-- WHAT YOU HAVE TO DO --
Copy out each line in the material below that has the word "name".

[Start ITEMS]

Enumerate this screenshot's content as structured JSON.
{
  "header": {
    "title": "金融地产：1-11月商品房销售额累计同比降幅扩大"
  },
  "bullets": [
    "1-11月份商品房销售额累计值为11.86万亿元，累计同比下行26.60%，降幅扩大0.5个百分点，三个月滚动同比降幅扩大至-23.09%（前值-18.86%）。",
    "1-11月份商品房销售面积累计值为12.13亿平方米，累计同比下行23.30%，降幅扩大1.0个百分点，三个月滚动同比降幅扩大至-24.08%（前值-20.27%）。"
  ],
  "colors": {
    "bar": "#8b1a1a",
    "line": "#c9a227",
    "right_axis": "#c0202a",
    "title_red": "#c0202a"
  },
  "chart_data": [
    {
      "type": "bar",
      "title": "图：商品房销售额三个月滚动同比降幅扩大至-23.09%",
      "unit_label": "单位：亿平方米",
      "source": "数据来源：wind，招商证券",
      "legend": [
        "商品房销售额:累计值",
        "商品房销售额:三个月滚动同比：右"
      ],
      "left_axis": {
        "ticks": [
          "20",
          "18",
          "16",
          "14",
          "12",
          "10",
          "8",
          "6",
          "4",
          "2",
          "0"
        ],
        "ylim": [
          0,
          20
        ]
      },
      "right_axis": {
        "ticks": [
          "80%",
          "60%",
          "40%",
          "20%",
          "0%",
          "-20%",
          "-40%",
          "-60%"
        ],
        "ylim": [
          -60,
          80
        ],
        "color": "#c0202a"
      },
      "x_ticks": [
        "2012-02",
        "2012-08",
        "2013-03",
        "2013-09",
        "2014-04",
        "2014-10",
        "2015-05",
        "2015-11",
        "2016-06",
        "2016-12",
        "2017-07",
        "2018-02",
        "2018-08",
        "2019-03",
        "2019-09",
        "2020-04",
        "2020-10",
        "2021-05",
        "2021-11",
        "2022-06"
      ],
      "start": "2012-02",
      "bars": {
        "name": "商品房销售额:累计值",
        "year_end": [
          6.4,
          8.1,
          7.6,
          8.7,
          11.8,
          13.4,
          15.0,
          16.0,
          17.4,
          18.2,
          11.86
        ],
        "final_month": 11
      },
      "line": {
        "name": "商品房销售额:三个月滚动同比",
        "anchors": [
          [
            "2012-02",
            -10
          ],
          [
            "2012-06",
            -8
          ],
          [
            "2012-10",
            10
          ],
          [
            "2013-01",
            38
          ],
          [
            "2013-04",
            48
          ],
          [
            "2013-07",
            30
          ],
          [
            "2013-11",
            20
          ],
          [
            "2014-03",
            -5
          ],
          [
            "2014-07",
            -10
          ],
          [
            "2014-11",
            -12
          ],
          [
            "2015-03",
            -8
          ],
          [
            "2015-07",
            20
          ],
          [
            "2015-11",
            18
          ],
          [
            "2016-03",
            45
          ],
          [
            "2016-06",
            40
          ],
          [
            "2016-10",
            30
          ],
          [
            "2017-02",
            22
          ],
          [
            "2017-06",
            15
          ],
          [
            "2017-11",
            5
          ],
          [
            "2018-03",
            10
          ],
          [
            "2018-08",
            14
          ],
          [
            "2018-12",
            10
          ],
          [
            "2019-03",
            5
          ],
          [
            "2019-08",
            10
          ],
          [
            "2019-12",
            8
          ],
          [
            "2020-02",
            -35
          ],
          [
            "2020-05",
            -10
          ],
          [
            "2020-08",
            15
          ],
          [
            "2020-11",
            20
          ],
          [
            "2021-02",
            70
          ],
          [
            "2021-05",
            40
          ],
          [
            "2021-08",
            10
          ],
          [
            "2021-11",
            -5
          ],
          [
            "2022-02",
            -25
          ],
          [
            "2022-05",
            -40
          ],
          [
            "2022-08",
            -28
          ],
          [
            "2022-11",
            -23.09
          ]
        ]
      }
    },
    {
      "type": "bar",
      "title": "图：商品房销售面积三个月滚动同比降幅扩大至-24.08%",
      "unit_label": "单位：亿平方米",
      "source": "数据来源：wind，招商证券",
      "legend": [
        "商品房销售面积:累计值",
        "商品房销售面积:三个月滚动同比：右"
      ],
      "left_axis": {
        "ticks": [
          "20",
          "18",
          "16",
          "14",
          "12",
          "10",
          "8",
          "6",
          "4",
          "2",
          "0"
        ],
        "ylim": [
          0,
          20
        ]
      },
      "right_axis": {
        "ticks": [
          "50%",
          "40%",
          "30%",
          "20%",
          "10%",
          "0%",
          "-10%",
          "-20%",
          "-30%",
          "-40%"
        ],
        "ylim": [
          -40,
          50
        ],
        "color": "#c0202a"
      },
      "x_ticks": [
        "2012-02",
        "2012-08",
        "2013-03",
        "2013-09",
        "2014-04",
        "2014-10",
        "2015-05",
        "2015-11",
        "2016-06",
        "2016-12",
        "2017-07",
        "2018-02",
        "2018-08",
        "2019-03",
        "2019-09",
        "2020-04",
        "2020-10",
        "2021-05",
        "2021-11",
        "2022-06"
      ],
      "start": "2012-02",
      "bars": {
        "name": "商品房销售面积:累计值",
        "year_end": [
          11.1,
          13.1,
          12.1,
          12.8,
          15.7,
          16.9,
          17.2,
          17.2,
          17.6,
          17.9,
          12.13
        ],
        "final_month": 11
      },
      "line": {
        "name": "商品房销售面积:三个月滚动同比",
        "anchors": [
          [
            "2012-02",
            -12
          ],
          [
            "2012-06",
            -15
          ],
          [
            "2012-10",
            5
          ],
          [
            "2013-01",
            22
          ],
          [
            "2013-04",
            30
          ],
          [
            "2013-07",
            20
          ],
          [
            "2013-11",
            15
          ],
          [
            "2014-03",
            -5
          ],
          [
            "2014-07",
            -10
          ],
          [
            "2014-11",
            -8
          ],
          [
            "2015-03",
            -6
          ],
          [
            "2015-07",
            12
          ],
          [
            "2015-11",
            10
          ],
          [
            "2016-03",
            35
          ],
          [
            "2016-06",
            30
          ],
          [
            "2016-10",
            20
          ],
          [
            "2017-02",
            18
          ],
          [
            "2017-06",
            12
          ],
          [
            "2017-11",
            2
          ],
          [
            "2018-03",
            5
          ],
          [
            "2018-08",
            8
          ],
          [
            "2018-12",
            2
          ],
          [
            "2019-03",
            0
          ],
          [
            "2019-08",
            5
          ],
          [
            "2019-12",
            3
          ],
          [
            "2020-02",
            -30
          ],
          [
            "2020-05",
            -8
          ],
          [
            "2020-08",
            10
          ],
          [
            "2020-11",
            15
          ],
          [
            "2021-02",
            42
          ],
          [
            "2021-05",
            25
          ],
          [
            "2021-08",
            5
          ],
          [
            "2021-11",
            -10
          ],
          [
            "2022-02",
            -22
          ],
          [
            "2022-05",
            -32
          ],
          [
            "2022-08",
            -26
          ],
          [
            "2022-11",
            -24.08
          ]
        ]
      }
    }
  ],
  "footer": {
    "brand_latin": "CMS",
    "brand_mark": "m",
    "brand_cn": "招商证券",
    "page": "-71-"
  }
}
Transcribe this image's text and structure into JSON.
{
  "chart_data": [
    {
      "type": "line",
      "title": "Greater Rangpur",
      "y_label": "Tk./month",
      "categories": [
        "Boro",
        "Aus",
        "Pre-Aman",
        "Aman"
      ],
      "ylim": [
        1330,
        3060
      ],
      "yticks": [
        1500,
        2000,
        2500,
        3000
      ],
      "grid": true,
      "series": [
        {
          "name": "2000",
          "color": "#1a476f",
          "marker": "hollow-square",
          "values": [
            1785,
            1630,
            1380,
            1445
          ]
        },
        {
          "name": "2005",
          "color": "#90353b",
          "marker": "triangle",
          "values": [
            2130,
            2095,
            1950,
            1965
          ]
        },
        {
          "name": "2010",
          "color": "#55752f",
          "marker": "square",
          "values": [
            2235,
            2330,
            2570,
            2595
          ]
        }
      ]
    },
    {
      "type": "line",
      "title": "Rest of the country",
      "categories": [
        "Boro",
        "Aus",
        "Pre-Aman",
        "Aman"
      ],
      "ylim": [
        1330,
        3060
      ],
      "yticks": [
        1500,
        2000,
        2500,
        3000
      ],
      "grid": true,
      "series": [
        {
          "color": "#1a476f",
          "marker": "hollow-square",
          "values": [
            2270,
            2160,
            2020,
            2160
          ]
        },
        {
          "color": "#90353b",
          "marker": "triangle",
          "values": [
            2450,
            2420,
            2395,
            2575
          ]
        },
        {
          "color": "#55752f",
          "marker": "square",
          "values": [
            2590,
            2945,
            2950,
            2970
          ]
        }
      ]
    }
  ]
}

[End ITEMS]

-- PROBLEM SOLUTION --
        "name": "商品房销售额:累计值",
        "name": "商品房销售额:三个月滚动同比",
        "name": "商品房销售面积:累计值",
        "name": "商品房销售面积:三个月滚动同比",
          "name": "2000",
          "name": "2005",
          "name": "2010",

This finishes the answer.